# [Goal of the exercise]
Without the pictures, reproduce the records that follow exactly.

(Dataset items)
^^^^^^^^

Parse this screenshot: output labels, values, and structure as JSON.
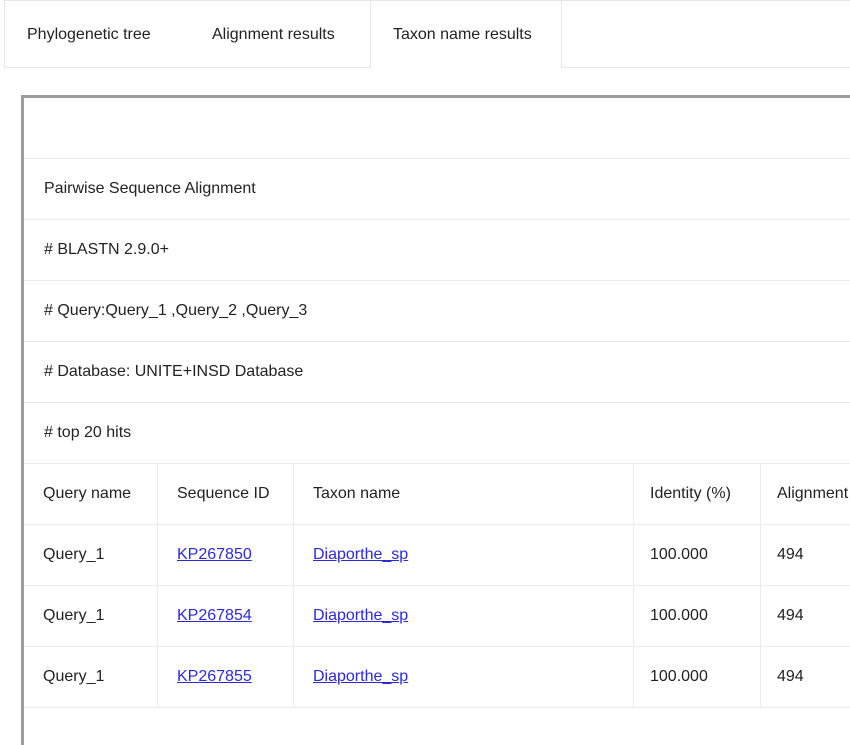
{
  "tabs": [
    {
      "label": "Phylogenetic tree"
    },
    {
      "label": "Alignment results"
    },
    {
      "label": "Taxon name results"
    }
  ],
  "info": {
    "line1": "Pairwise Sequence Alignment",
    "line2": "# BLASTN 2.9.0+",
    "line3": "# Query:Query_1 ,Query_2 ,Query_3",
    "line4": "# Database: UNITE+INSD Database",
    "line5": "# top 20 hits"
  },
  "table": {
    "headers": [
      "Query name",
      "Sequence ID",
      "Taxon name",
      "Identity (%)",
      "Alignment"
    ],
    "rows": [
      {
        "query": "Query_1",
        "seq_id": "KP267850",
        "taxon": "Diaporthe_sp",
        "identity": "100.000",
        "alignment": "494"
      },
      {
        "query": "Query_1",
        "seq_id": "KP267854",
        "taxon": "Diaporthe_sp",
        "identity": "100.000",
        "alignment": "494"
      },
      {
        "query": "Query_1",
        "seq_id": "KP267855",
        "taxon": "Diaporthe_sp",
        "identity": "100.000",
        "alignment": "494"
      }
    ]
  },
  "colors": {
    "link": "#2b2bd6",
    "panel_border": "#9c9c9c",
    "divider": "#ebebeb"
  }
}
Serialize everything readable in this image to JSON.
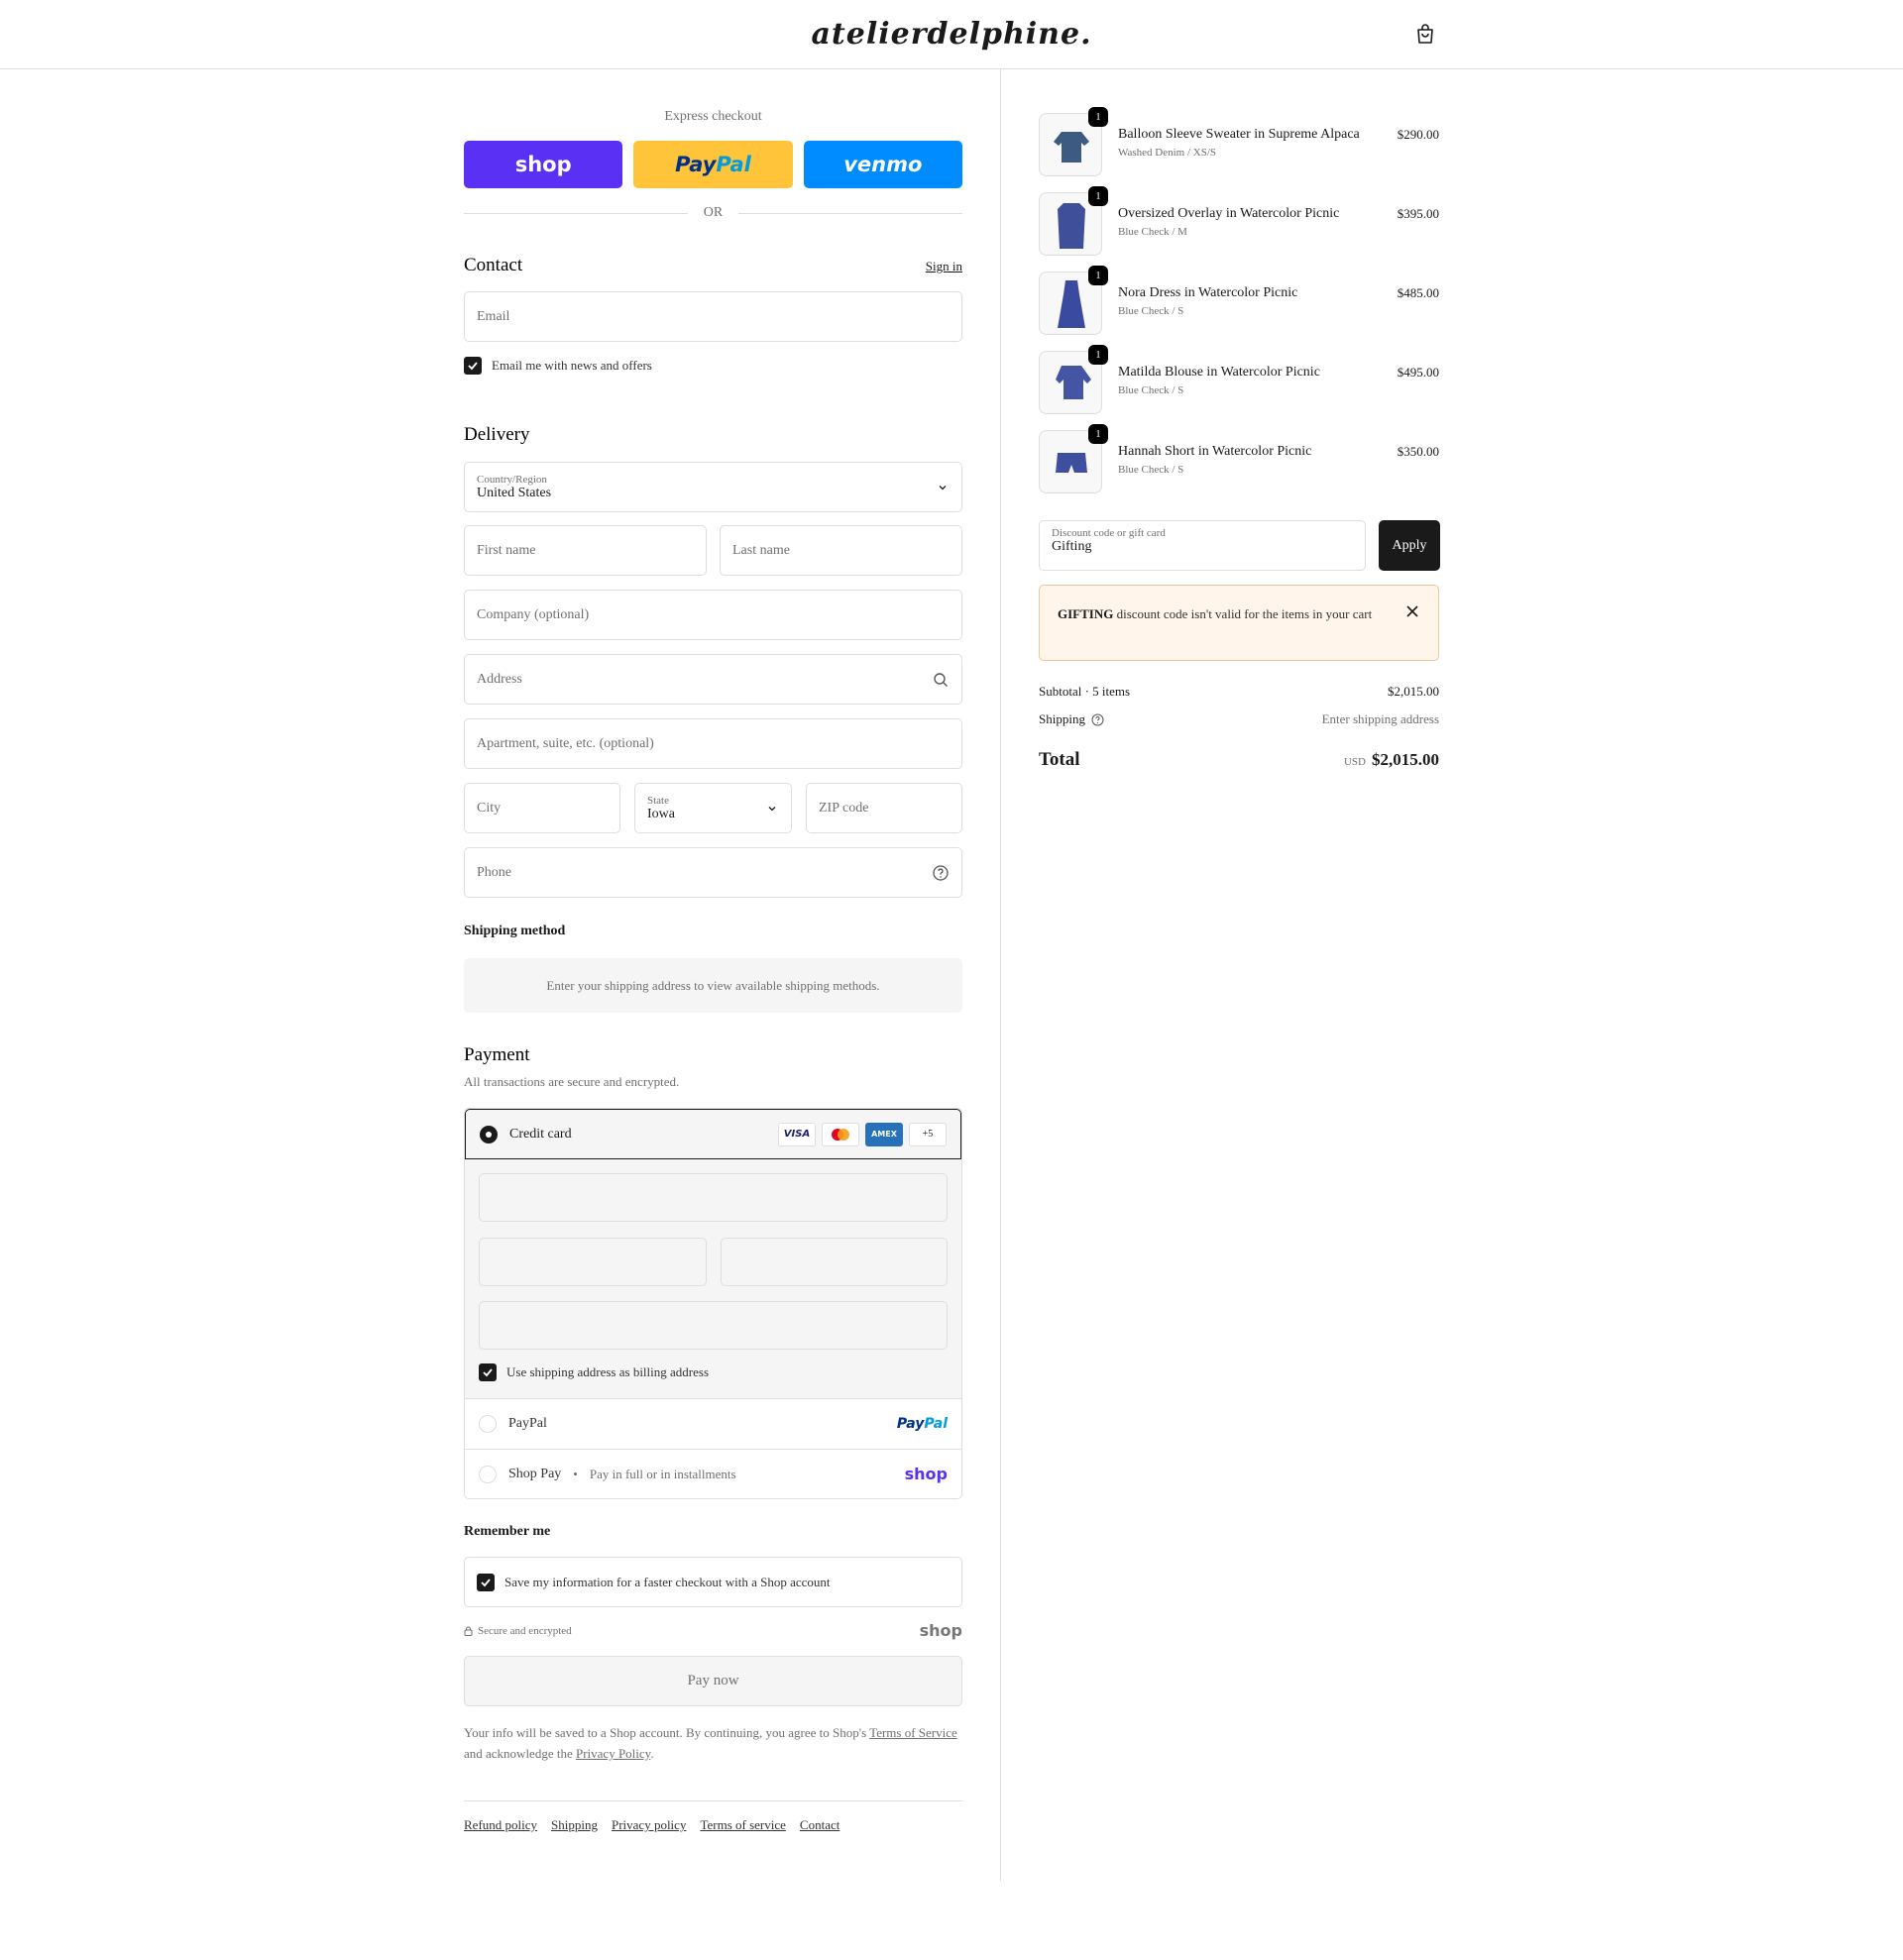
{
  "brand": {
    "logo": "atelierdelphine."
  },
  "express": {
    "label": "Express checkout",
    "shop": "shop",
    "paypal_a": "Pay",
    "paypal_b": "Pal",
    "venmo": "venmo",
    "or": "OR"
  },
  "contact": {
    "heading": "Contact",
    "sign_in": "Sign in",
    "email_placeholder": "Email",
    "news_label": "Email me with news and offers"
  },
  "delivery": {
    "heading": "Delivery",
    "country_label": "Country/Region",
    "country_value": "United States",
    "first_name": "First name",
    "last_name": "Last name",
    "company": "Company (optional)",
    "address": "Address",
    "apartment": "Apartment, suite, etc. (optional)",
    "city": "City",
    "state_label": "State",
    "state_value": "Iowa",
    "zip": "ZIP code",
    "phone": "Phone"
  },
  "shipping_method": {
    "heading": "Shipping method",
    "message": "Enter your shipping address to view available shipping methods."
  },
  "payment": {
    "heading": "Payment",
    "subtext": "All transactions are secure and encrypted.",
    "credit_card": "Credit card",
    "card_visa": "VISA",
    "card_amex": "AMEX",
    "more_cards": "+5",
    "billing_same": "Use shipping address as billing address",
    "paypal": "PayPal",
    "paypal_logo_a": "Pay",
    "paypal_logo_b": "Pal",
    "shop_pay": "Shop Pay",
    "shop_pay_sub": "Pay in full or in installments",
    "shop_logo": "shop"
  },
  "remember": {
    "heading": "Remember me",
    "save_label": "Save my information for a faster checkout with a Shop account",
    "secure": "Secure and encrypted",
    "shop_logo": "shop"
  },
  "pay_now": "Pay now",
  "legal": {
    "part1": "Your info will be saved to a Shop account. By continuing, you agree to Shop's ",
    "terms": "Terms of Service",
    "part2": " and acknowledge the ",
    "privacy": "Privacy Policy",
    "part3": "."
  },
  "footer": [
    "Refund policy",
    "Shipping",
    "Privacy policy",
    "Terms of service",
    "Contact"
  ],
  "cart": {
    "items": [
      {
        "name": "Balloon Sleeve Sweater in Supreme Alpaca",
        "variant": "Washed Denim / XS/S",
        "price": "$290.00",
        "qty": "1",
        "color": "#3d5a80"
      },
      {
        "name": "Oversized Overlay in Watercolor Picnic",
        "variant": "Blue Check / M",
        "price": "$395.00",
        "qty": "1",
        "color": "#3f4f9a"
      },
      {
        "name": "Nora Dress in Watercolor Picnic",
        "variant": "Blue Check / S",
        "price": "$485.00",
        "qty": "1",
        "color": "#3a4a9e"
      },
      {
        "name": "Matilda Blouse in Watercolor Picnic",
        "variant": "Blue Check / S",
        "price": "$495.00",
        "qty": "1",
        "color": "#4455a3"
      },
      {
        "name": "Hannah Short in Watercolor Picnic",
        "variant": "Blue Check / S",
        "price": "$350.00",
        "qty": "1",
        "color": "#3e4fa0"
      }
    ],
    "discount_label": "Discount code or gift card",
    "discount_value": "Gifting",
    "apply": "Apply",
    "alert_code": "GIFTING",
    "alert_text": " discount code isn't valid for the items in your cart",
    "subtotal_label": "Subtotal · 5 items",
    "subtotal_value": "$2,015.00",
    "shipping_label": "Shipping",
    "shipping_value": "Enter shipping address",
    "total_label": "Total",
    "currency": "USD",
    "total_value": "$2,015.00"
  }
}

^^^^^^^^

# [Response for this exercise]
Parse this screenshot: output labels, values, and structure as JSON.
{
  "tabs": [
    {
      "label": "Phylogenetic tree"
    },
    {
      "label": "Alignment results"
    },
    {
      "label": "Taxon name results"
    }
  ],
  "info": {
    "line1": "Pairwise Sequence Alignment",
    "line2": "# BLASTN 2.9.0+",
    "line3": "# Query:Query_1 ,Query_2 ,Query_3",
    "line4": "# Database: UNITE+INSD Database",
    "line5": "# top 20 hits"
  },
  "table": {
    "headers": [
      "Query name",
      "Sequence ID",
      "Taxon name",
      "Identity (%)",
      "Alignment"
    ],
    "rows": [
      {
        "query": "Query_1",
        "seq_id": "KP267850",
        "taxon": "Diaporthe_sp",
        "identity": "100.000",
        "alignment": "494"
      },
      {
        "query": "Query_1",
        "seq_id": "KP267854",
        "taxon": "Diaporthe_sp",
        "identity": "100.000",
        "alignment": "494"
      },
      {
        "query": "Query_1",
        "seq_id": "KP267855",
        "taxon": "Diaporthe_sp",
        "identity": "100.000",
        "alignment": "494"
      }
    ]
  },
  "colors": {
    "link": "#2b2bd6",
    "panel_border": "#9c9c9c",
    "divider": "#ebebeb"
  }
}
Serialize everything readable in this image to JSON.
{
  "brand": {
    "logo": "atelierdelphine."
  },
  "express": {
    "label": "Express checkout",
    "shop": "shop",
    "paypal_a": "Pay",
    "paypal_b": "Pal",
    "venmo": "venmo",
    "or": "OR"
  },
  "contact": {
    "heading": "Contact",
    "sign_in": "Sign in",
    "email_placeholder": "Email",
    "news_label": "Email me with news and offers"
  },
  "delivery": {
    "heading": "Delivery",
    "country_label": "Country/Region",
    "country_value": "United States",
    "first_name": "First name",
    "last_name": "Last name",
    "company": "Company (optional)",
    "address": "Address",
    "apartment": "Apartment, suite, etc. (optional)",
    "city": "City",
    "state_label": "State",
    "state_value": "Iowa",
    "zip": "ZIP code",
    "phone": "Phone"
  },
  "shipping_method": {
    "heading": "Shipping method",
    "message": "Enter your shipping address to view available shipping methods."
  },
  "payment": {
    "heading": "Payment",
    "subtext": "All transactions are secure and encrypted.",
    "credit_card": "Credit card",
    "card_visa": "VISA",
    "card_amex": "AMEX",
    "more_cards": "+5",
    "billing_same": "Use shipping address as billing address",
    "paypal": "PayPal",
    "paypal_logo_a": "Pay",
    "paypal_logo_b": "Pal",
    "shop_pay": "Shop Pay",
    "shop_pay_sub": "Pay in full or in installments",
    "shop_logo": "shop"
  },
  "remember": {
    "heading": "Remember me",
    "save_label": "Save my information for a faster checkout with a Shop account",
    "secure": "Secure and encrypted",
    "shop_logo": "shop"
  },
  "pay_now": "Pay now",
  "legal": {
    "part1": "Your info will be saved to a Shop account. By continuing, you agree to Shop's ",
    "terms": "Terms of Service",
    "part2": " and acknowledge the ",
    "privacy": "Privacy Policy",
    "part3": "."
  },
  "footer": [
    "Refund policy",
    "Shipping",
    "Privacy policy",
    "Terms of service",
    "Contact"
  ],
  "cart": {
    "items": [
      {
        "name": "Balloon Sleeve Sweater in Supreme Alpaca",
        "variant": "Washed Denim / XS/S",
        "price": "$290.00",
        "qty": "1",
        "color": "#3d5a80"
      },
      {
        "name": "Oversized Overlay in Watercolor Picnic",
        "variant": "Blue Check / M",
        "price": "$395.00",
        "qty": "1",
        "color": "#3f4f9a"
      },
      {
        "name": "Nora Dress in Watercolor Picnic",
        "variant": "Blue Check / S",
        "price": "$485.00",
        "qty": "1",
        "color": "#3a4a9e"
      },
      {
        "name": "Matilda Blouse in Watercolor Picnic",
        "variant": "Blue Check / S",
        "price": "$495.00",
        "qty": "1",
        "color": "#4455a3"
      },
      {
        "name": "Hannah Short in Watercolor Picnic",
        "variant": "Blue Check / S",
        "price": "$350.00",
        "qty": "1",
        "color": "#3e4fa0"
      }
    ],
    "discount_label": "Discount code or gift card",
    "discount_value": "Gifting",
    "apply": "Apply",
    "alert_code": "GIFTING",
    "alert_text": " discount code isn't valid for the items in your cart",
    "subtotal_label": "Subtotal · 5 items",
    "subtotal_value": "$2,015.00",
    "shipping_label": "Shipping",
    "shipping_value": "Enter shipping address",
    "total_label": "Total",
    "currency": "USD",
    "total_value": "$2,015.00"
  }
}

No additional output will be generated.